— Short problem —
Give the number of lines that include the word "Optode", nothing more.

[Dataset listings of figures]
▽

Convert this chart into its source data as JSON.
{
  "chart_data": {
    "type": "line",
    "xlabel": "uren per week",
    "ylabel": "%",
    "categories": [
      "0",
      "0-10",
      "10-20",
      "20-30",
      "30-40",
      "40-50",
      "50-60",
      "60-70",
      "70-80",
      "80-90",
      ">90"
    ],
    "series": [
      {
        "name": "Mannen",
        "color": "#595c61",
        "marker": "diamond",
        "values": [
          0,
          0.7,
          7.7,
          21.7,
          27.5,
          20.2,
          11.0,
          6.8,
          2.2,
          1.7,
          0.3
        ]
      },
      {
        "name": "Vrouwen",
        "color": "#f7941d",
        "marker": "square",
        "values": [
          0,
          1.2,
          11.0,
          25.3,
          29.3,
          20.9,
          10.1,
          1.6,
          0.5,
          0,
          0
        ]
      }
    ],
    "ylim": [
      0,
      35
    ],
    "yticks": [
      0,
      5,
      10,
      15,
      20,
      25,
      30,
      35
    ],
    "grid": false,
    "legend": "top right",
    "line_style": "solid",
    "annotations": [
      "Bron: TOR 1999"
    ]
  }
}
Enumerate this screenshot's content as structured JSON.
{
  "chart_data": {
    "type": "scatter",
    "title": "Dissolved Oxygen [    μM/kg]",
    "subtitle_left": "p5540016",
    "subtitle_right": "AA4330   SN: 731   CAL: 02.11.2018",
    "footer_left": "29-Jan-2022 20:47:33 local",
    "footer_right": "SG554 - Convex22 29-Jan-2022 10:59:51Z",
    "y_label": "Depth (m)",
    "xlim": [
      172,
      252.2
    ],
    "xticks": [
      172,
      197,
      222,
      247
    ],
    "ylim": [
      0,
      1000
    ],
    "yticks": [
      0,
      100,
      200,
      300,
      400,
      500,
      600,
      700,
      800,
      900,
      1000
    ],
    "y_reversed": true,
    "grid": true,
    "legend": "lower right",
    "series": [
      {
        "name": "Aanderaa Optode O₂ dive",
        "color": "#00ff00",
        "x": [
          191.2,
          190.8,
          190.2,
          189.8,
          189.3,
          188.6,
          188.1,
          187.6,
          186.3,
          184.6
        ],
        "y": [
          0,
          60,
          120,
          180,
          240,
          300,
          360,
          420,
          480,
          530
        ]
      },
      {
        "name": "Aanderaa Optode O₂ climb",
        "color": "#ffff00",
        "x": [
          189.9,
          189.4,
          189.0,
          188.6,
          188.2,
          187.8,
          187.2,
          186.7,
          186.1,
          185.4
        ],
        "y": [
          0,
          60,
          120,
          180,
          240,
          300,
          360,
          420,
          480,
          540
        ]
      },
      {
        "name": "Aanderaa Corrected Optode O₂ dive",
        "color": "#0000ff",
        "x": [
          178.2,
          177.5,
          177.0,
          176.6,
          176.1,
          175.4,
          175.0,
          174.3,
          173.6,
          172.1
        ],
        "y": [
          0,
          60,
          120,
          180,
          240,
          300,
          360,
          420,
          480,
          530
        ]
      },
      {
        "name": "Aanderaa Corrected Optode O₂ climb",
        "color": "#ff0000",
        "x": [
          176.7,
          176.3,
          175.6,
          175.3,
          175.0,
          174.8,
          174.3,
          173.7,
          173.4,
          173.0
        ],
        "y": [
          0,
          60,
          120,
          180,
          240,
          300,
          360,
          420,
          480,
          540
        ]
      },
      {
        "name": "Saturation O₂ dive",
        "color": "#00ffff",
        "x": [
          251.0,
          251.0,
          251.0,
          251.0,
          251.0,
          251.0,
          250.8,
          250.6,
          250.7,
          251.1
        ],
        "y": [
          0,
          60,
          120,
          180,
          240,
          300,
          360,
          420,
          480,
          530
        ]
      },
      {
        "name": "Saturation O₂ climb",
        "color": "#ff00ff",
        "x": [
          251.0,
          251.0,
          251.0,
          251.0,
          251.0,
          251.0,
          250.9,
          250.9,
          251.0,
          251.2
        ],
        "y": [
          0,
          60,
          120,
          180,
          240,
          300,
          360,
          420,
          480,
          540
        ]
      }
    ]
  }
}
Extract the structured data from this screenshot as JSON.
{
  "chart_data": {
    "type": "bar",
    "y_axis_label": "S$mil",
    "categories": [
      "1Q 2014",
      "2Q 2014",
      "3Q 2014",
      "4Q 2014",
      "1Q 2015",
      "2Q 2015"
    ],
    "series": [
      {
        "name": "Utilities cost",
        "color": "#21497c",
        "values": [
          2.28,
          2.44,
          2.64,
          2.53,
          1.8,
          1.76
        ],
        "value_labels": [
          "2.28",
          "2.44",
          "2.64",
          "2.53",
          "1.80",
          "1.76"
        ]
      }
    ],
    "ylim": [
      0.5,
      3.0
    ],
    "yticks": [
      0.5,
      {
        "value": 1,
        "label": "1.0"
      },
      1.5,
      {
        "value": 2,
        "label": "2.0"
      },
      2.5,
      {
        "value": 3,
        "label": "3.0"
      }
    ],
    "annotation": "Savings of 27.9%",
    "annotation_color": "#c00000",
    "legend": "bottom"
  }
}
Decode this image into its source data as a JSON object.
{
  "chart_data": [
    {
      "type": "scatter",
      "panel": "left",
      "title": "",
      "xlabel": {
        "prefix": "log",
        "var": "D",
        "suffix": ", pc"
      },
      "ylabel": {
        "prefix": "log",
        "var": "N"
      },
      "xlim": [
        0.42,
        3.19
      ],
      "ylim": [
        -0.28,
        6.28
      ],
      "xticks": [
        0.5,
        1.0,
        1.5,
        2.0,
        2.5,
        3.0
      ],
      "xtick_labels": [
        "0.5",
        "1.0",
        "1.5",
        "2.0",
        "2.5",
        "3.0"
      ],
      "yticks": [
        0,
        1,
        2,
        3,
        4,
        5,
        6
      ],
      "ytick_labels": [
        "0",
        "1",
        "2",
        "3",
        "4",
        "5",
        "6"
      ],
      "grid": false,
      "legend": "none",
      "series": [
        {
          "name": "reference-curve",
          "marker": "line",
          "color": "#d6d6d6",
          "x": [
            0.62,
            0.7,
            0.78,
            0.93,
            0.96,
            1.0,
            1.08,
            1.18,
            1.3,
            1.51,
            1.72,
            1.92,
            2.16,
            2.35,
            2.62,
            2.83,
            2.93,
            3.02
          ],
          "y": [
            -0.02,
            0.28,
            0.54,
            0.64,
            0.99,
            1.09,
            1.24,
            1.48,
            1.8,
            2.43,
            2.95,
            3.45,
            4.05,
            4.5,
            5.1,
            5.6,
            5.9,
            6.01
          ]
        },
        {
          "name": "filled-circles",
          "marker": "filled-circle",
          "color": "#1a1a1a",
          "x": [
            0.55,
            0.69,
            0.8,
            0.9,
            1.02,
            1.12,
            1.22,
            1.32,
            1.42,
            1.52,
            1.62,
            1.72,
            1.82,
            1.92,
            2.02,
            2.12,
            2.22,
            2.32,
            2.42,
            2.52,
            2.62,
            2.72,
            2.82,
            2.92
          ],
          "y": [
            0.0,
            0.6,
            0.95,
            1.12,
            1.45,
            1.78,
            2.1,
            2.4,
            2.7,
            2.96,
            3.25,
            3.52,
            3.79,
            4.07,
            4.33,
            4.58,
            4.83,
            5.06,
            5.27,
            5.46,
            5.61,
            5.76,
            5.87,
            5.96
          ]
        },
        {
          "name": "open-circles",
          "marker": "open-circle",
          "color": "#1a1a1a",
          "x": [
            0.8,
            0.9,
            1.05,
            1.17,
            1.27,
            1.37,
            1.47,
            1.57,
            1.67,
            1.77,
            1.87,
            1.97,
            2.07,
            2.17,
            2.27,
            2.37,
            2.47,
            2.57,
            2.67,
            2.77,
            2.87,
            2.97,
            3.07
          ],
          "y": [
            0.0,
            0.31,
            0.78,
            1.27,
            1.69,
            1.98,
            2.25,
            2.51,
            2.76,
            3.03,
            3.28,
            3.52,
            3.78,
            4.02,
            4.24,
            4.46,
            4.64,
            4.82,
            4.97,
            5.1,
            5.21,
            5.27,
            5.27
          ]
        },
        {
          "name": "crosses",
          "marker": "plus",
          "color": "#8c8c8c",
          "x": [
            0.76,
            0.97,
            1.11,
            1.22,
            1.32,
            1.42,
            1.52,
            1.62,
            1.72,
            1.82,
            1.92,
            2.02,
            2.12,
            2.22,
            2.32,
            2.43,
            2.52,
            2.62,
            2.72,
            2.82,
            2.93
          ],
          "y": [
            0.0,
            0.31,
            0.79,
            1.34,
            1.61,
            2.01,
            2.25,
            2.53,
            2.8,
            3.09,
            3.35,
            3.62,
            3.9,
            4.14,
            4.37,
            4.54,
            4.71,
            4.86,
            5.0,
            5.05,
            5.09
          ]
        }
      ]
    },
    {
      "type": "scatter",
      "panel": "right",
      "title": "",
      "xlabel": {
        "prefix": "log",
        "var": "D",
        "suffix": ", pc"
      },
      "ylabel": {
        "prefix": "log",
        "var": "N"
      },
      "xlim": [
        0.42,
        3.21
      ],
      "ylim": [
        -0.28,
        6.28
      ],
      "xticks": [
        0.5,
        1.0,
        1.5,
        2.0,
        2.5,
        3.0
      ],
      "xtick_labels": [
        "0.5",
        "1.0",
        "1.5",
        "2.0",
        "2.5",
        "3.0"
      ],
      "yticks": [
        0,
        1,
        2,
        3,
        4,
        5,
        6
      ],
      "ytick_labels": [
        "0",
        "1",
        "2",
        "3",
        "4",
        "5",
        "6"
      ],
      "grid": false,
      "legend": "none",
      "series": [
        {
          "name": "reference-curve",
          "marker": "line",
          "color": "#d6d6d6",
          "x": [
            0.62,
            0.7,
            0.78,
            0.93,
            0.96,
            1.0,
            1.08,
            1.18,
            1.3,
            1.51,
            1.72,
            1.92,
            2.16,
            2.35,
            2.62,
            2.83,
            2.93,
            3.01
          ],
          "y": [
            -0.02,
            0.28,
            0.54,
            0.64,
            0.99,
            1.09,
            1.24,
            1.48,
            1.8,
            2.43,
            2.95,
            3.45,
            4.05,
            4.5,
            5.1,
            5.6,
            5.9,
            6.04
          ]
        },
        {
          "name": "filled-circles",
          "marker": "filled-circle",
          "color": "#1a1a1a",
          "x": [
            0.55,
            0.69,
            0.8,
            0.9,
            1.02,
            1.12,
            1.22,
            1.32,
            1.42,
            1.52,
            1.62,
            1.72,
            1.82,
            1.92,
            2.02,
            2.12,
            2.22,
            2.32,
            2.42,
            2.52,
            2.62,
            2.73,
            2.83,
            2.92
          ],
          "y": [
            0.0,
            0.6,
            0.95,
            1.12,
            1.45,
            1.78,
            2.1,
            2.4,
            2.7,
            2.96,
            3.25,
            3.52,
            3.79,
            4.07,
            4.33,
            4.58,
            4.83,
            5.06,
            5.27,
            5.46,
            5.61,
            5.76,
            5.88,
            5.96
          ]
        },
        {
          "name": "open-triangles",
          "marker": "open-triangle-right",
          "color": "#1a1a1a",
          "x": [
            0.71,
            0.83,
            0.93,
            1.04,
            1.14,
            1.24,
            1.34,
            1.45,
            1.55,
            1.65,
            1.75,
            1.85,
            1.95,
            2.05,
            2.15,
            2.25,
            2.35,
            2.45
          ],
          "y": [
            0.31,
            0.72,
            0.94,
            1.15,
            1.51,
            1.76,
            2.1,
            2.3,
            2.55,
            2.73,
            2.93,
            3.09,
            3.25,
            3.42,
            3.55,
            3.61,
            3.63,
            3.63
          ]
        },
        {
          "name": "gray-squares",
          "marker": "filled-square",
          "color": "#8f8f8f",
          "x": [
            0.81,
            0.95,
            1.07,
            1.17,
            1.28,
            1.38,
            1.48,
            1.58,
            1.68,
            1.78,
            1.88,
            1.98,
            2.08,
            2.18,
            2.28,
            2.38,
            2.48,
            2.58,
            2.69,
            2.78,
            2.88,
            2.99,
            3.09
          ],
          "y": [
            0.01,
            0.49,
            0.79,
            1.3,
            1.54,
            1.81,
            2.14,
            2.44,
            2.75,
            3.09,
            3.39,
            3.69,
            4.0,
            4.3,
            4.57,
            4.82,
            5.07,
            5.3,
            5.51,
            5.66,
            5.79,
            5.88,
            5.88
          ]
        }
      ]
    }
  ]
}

△

— Solution below —
4